> [Problem requirements]: Each record needs to be echoed exactly; can you do that?

> [Items]:
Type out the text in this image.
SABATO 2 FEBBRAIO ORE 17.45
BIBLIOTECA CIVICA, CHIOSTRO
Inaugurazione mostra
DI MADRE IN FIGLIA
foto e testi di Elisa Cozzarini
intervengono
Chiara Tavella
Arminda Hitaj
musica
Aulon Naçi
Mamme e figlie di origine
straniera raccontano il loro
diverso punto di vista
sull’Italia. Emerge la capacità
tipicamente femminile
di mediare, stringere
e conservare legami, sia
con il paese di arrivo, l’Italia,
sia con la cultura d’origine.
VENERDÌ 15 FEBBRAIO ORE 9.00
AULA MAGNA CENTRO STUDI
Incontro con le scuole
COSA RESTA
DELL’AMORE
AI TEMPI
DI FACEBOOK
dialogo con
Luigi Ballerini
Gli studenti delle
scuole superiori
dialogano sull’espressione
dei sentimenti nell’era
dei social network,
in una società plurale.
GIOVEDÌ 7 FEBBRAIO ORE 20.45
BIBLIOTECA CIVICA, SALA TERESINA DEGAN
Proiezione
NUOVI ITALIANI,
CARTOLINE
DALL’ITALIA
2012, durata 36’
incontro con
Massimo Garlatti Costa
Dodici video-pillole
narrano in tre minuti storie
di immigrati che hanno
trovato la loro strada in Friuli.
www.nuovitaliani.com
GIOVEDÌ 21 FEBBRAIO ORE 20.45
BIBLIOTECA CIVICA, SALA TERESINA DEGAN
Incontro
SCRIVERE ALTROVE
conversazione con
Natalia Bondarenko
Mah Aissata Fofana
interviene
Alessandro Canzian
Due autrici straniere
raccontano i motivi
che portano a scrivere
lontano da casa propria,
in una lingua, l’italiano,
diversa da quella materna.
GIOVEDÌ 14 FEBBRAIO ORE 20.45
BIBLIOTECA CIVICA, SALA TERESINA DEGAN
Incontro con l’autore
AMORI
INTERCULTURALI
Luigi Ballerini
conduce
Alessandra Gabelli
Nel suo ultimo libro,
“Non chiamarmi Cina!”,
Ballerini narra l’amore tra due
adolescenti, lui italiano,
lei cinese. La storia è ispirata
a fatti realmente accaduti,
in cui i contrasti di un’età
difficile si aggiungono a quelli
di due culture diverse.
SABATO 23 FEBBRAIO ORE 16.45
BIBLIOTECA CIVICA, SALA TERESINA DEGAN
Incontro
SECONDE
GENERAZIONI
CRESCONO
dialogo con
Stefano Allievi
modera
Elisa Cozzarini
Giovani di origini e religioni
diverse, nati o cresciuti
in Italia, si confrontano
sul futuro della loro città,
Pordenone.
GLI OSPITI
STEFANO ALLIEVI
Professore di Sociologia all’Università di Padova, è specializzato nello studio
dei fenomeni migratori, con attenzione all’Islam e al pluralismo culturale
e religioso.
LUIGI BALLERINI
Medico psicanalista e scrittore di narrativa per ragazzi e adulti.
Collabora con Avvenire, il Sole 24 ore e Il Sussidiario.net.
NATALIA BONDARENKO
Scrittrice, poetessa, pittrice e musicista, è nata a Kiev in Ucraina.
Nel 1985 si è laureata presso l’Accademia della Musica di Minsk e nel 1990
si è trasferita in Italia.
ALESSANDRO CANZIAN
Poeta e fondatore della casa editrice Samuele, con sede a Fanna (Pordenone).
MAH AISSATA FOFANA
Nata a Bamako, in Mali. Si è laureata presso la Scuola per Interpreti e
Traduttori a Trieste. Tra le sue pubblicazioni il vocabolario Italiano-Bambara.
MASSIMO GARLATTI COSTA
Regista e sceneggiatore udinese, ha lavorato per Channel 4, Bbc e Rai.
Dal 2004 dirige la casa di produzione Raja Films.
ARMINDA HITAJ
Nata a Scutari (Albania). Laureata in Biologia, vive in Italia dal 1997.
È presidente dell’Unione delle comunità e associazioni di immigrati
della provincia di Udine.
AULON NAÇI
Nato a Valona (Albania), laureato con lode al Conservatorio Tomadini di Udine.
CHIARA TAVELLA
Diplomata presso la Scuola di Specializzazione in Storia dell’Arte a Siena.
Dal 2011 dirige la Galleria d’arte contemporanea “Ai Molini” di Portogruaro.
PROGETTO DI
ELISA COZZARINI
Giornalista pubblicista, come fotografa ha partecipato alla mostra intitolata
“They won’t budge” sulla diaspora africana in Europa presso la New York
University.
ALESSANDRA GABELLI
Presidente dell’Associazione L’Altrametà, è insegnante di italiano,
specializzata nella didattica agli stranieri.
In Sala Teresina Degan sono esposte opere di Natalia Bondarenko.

> [Answer to the task]:
Type out the text in this image.
SABATO 2 FEBBRAIO ORE 17.45
BIBLIOTECA CIVICA, CHIOSTRO
Inaugurazione mostra
DI MADRE IN FIGLIA
foto e testi di Elisa Cozzarini
intervengono
Chiara Tavella
Arminda Hitaj
musica
Aulon Naçi
Mamme e figlie di origine
straniera raccontano il loro
diverso punto di vista
sull’Italia. Emerge la capacità
tipicamente femminile
di mediare, stringere
e conservare legami, sia
con il paese di arrivo, l’Italia,
sia con la cultura d’origine.
VENERDÌ 15 FEBBRAIO ORE 9.00
AULA MAGNA CENTRO STUDI
Incontro con le scuole
COSA RESTA
DELL’AMORE
AI TEMPI
DI FACEBOOK
dialogo con
Luigi Ballerini
Gli studenti delle
scuole superiori
dialogano sull’espressione
dei sentimenti nell’era
dei social network,
in una società plurale.
GIOVEDÌ 7 FEBBRAIO ORE 20.45
BIBLIOTECA CIVICA, SALA TERESINA DEGAN
Proiezione
NUOVI ITALIANI,
CARTOLINE
DALL’ITALIA
2012, durata 36’
incontro con
Massimo Garlatti Costa
Dodici video-pillole
narrano in tre minuti storie
di immigrati che hanno
trovato la loro strada in Friuli.
www.nuovitaliani.com
GIOVEDÌ 21 FEBBRAIO ORE 20.45
BIBLIOTECA CIVICA, SALA TERESINA DEGAN
Incontro
SCRIVERE ALTROVE
conversazione con
Natalia Bondarenko
Mah Aissata Fofana
interviene
Alessandro Canzian
Due autrici straniere
raccontano i motivi
che portano a scrivere
lontano da casa propria,
in una lingua, l’italiano,
diversa da quella materna.
GIOVEDÌ 14 FEBBRAIO ORE 20.45
BIBLIOTECA CIVICA, SALA TERESINA DEGAN
Incontro con l’autore
AMORI
INTERCULTURALI
Luigi Ballerini
conduce
Alessandra Gabelli
Nel suo ultimo libro,
“Non chiamarmi Cina!”,
Ballerini narra l’amore tra due
adolescenti, lui italiano,
lei cinese. La storia è ispirata
a fatti realmente accaduti,
in cui i contrasti di un’età
difficile si aggiungono a quelli
di due culture diverse.
SABATO 23 FEBBRAIO ORE 16.45
BIBLIOTECA CIVICA, SALA TERESINA DEGAN
Incontro
SECONDE
GENERAZIONI
CRESCONO
dialogo con
Stefano Allievi
modera
Elisa Cozzarini
Giovani di origini e religioni
diverse, nati o cresciuti
in Italia, si confrontano
sul futuro della loro città,
Pordenone.
GLI OSPITI
STEFANO ALLIEVI
Professore di Sociologia all’Università di Padova, è specializzato nello studio
dei fenomeni migratori, con attenzione all’Islam e al pluralismo culturale
e religioso.
LUIGI BALLERINI
Medico psicanalista e scrittore di narrativa per ragazzi e adulti.
Collabora con Avvenire, il Sole 24 ore e Il Sussidiario.net.
NATALIA BONDARENKO
Scrittrice, poetessa, pittrice e musicista, è nata a Kiev in Ucraina.
Nel 1985 si è laureata presso l’Accademia della Musica di Minsk e nel 1990
si è trasferita in Italia.
ALESSANDRO CANZIAN
Poeta e fondatore della casa editrice Samuele, con sede a Fanna (Pordenone).
MAH AISSATA FOFANA
Nata a Bamako, in Mali. Si è laureata presso la Scuola per Interpreti e
Traduttori a Trieste. Tra le sue pubblicazioni il vocabolario Italiano-Bambara.
MASSIMO GARLATTI COSTA
Regista e sceneggiatore udinese, ha lavorato per Channel 4, Bbc e Rai.
Dal 2004 dirige la casa di produzione Raja Films.
ARMINDA HITAJ
Nata a Scutari (Albania). Laureata in Biologia, vive in Italia dal 1997.
È presidente dell’Unione delle comunità e associazioni di immigrati
della provincia di Udine.
AULON NAÇI
Nato a Valona (Albania), laureato con lode al Conservatorio Tomadini di Udine.
CHIARA TAVELLA
Diplomata presso la Scuola di Specializzazione in Storia dell’Arte a Siena.
Dal 2011 dirige la Galleria d’arte contemporanea “Ai Molini” di Portogruaro.
PROGETTO DI
ELISA COZZARINI
Giornalista pubblicista, come fotografa ha partecipato alla mostra intitolata
“They won’t budge” sulla diaspora africana in Europa presso la New York
University.
ALESSANDRA GABELLI
Presidente dell’Associazione L’Altrametà, è insegnante di italiano,
specializzata nella didattica agli stranieri.
In Sala Teresina Degan sono esposte opere di Natalia Bondarenko.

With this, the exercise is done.